Data listing
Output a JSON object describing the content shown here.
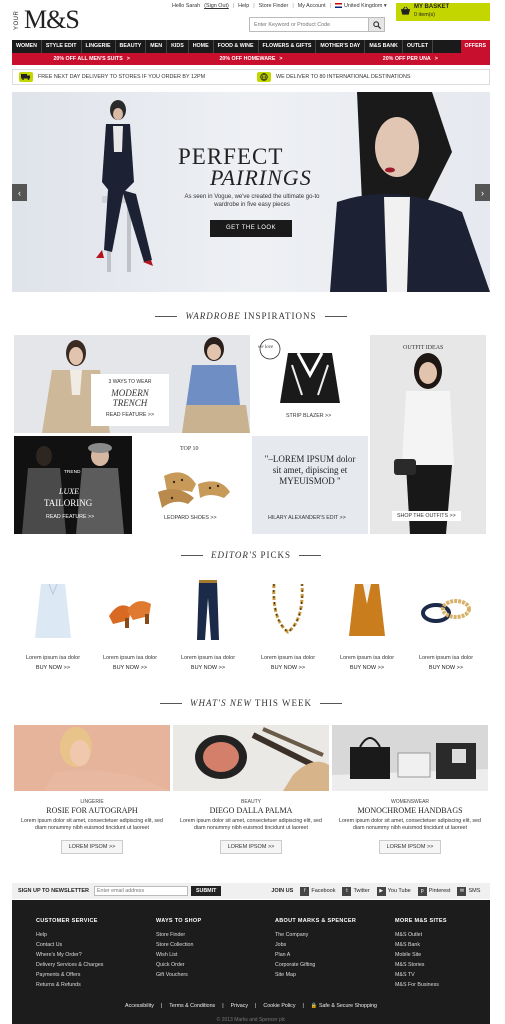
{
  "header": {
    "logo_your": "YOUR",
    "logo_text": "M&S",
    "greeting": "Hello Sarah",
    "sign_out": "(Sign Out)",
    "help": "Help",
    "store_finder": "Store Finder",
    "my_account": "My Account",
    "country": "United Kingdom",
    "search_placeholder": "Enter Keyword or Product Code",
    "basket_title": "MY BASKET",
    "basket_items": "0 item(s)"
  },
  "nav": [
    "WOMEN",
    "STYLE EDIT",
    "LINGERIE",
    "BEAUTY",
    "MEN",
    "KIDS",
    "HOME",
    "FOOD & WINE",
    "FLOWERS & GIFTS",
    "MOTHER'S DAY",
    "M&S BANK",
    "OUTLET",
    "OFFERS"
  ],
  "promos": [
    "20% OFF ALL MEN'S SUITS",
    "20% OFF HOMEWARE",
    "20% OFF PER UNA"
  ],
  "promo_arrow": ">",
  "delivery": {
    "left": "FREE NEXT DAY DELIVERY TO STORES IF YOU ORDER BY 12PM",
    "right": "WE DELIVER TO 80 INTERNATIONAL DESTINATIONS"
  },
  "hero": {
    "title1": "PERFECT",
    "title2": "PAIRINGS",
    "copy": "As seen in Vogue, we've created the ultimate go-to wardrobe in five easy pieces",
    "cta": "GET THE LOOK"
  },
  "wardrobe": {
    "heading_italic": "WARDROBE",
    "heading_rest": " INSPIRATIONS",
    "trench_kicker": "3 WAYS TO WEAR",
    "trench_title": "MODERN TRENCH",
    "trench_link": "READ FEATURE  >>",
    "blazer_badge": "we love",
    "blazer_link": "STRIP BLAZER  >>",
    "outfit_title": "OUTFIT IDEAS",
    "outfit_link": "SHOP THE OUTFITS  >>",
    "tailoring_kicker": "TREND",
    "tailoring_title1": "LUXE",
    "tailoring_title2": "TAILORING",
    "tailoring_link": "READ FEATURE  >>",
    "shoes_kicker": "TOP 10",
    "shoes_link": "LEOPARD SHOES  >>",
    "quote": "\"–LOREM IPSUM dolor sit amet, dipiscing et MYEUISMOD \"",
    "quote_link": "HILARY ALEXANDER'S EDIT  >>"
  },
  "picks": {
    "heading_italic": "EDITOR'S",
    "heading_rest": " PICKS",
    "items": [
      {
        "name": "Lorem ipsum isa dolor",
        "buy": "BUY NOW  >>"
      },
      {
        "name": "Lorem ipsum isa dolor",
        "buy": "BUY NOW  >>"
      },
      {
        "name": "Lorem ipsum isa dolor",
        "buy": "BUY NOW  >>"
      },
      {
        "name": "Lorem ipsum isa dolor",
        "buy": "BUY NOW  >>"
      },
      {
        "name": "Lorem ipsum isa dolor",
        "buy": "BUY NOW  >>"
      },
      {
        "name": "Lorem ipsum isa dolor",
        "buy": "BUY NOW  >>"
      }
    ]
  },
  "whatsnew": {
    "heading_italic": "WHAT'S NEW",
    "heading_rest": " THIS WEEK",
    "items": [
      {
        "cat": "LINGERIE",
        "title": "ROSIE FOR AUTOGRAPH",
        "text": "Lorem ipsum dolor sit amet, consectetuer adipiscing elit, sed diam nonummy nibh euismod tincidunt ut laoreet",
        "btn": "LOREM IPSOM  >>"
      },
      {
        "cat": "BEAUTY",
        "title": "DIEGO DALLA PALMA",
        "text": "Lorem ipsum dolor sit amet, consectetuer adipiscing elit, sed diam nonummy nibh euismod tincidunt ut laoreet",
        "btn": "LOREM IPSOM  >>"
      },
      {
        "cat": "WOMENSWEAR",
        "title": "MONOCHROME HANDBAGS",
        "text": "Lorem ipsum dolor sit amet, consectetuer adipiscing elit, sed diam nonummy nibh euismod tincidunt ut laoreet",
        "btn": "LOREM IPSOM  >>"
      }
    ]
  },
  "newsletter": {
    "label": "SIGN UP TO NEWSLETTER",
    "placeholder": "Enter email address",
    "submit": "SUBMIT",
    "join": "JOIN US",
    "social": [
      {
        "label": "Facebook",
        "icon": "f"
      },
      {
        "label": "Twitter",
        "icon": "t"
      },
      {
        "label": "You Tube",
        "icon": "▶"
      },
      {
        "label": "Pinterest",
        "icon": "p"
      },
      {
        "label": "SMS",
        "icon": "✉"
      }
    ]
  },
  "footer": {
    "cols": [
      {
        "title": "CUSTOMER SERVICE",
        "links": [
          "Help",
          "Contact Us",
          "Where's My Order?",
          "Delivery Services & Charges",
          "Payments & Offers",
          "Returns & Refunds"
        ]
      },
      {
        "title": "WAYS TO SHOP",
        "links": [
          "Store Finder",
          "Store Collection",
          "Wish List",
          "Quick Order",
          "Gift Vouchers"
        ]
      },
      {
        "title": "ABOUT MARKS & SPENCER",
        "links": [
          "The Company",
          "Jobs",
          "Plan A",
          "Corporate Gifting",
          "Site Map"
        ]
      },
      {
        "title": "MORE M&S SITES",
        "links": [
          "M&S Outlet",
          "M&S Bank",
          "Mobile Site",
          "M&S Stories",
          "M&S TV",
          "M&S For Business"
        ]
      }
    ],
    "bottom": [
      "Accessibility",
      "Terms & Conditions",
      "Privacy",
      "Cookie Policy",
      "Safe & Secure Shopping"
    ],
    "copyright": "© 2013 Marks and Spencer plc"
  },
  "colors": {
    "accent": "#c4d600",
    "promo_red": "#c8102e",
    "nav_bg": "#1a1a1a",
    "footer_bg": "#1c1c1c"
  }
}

--

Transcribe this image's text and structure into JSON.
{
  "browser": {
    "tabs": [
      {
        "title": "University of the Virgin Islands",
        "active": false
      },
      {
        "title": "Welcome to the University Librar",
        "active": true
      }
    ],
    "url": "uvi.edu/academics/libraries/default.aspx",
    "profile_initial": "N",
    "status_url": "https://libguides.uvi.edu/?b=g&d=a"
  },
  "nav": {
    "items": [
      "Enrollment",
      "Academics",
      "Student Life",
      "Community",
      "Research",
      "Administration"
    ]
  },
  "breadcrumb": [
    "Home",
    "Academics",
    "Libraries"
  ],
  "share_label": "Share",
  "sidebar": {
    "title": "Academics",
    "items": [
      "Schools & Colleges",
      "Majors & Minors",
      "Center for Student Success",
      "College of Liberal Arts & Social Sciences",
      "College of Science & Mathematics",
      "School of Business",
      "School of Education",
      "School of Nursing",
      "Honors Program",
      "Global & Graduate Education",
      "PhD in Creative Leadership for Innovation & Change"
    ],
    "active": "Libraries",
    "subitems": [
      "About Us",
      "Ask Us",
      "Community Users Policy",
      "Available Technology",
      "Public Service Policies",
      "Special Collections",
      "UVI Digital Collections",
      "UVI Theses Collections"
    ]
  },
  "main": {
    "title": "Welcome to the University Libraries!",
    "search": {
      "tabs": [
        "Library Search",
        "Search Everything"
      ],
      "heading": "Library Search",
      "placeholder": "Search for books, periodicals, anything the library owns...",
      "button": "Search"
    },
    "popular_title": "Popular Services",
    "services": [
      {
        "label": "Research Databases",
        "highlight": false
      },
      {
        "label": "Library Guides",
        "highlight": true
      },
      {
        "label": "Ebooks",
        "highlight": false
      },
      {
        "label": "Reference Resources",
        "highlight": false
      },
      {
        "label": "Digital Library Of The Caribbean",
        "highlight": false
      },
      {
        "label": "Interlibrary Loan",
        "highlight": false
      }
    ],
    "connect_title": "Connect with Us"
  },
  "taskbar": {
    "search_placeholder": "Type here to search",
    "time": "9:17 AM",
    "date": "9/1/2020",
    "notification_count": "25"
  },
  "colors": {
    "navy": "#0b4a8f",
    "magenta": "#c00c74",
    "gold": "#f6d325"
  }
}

--

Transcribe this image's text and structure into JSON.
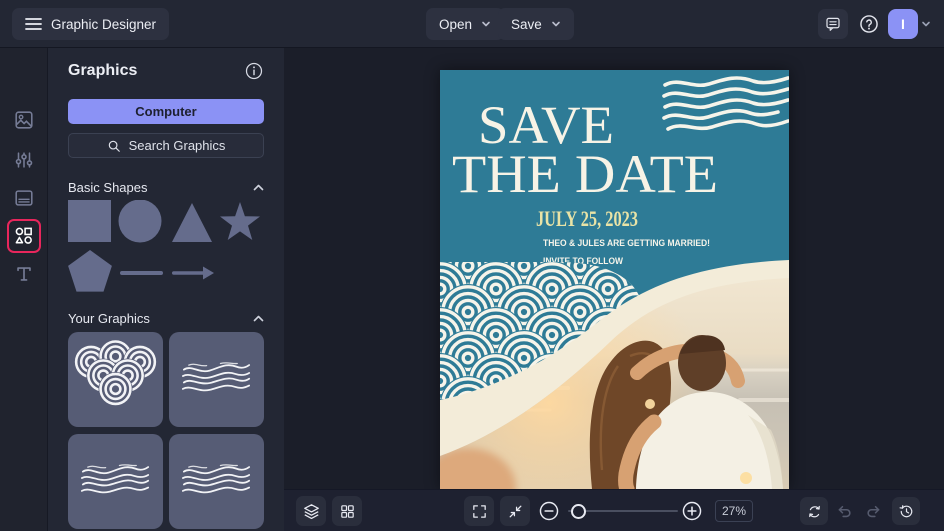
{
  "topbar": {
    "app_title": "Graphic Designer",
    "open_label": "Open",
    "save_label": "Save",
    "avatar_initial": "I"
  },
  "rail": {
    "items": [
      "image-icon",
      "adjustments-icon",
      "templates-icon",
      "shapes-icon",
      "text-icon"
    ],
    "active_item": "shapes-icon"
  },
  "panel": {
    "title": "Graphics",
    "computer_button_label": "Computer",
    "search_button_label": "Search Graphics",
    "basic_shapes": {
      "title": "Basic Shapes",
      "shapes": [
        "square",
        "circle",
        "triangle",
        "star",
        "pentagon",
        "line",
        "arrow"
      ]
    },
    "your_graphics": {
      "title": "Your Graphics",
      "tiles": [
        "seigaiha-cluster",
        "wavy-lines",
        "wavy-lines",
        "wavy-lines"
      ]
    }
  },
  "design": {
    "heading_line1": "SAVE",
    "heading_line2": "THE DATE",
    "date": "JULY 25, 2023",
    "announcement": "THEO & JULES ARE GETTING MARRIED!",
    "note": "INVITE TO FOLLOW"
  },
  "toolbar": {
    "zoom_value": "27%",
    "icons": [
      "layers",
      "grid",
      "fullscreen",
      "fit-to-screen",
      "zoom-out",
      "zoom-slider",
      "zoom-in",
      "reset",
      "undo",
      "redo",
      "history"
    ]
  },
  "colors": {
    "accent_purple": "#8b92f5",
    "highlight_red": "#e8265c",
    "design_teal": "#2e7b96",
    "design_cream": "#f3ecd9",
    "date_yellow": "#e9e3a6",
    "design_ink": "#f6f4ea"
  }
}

[TASK BRIEF]: Gather every line containing the word "University" and copy it.

[COMPLETE RESPONSE]:
        "title": "University of the Virgin Islands",
        "title": "Welcome to the University Librar",
    "title": "Welcome to the University Libraries!",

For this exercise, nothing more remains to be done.